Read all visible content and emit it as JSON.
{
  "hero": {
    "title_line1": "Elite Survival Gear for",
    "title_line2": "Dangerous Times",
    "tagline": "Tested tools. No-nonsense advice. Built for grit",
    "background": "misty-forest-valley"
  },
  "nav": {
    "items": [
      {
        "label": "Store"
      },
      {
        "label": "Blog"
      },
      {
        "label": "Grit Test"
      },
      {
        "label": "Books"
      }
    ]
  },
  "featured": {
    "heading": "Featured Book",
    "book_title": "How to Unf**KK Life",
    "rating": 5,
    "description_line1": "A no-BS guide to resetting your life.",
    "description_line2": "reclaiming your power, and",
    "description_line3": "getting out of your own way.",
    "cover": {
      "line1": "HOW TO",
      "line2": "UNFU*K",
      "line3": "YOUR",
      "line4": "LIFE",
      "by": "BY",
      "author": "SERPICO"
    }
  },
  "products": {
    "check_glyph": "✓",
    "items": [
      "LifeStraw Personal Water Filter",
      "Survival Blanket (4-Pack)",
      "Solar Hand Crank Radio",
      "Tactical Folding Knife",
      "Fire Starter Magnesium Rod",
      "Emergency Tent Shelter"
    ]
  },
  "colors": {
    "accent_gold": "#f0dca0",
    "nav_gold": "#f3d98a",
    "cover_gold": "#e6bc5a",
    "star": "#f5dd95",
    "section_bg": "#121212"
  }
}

..........

- **JOB**: Write all of the records out again exactly.

- **RESPONSE TO THIS EXERCISE**:
Read all visible content and emit it as JSON.
{
  "hero": {
    "title_line1": "Elite Survival Gear for",
    "title_line2": "Dangerous Times",
    "tagline": "Tested tools. No-nonsense advice. Built for grit",
    "background": "misty-forest-valley"
  },
  "nav": {
    "items": [
      {
        "label": "Store"
      },
      {
        "label": "Blog"
      },
      {
        "label": "Grit Test"
      },
      {
        "label": "Books"
      }
    ]
  },
  "featured": {
    "heading": "Featured Book",
    "book_title": "How to Unf**KK Life",
    "rating": 5,
    "description_line1": "A no-BS guide to resetting your life.",
    "description_line2": "reclaiming your power, and",
    "description_line3": "getting out of your own way.",
    "cover": {
      "line1": "HOW TO",
      "line2": "UNFU*K",
      "line3": "YOUR",
      "line4": "LIFE",
      "by": "BY",
      "author": "SERPICO"
    }
  },
  "products": {
    "check_glyph": "✓",
    "items": [
      "LifeStraw Personal Water Filter",
      "Survival Blanket (4-Pack)",
      "Solar Hand Crank Radio",
      "Tactical Folding Knife",
      "Fire Starter Magnesium Rod",
      "Emergency Tent Shelter"
    ]
  },
  "colors": {
    "accent_gold": "#f0dca0",
    "nav_gold": "#f3d98a",
    "cover_gold": "#e6bc5a",
    "star": "#f5dd95",
    "section_bg": "#121212"
  }
}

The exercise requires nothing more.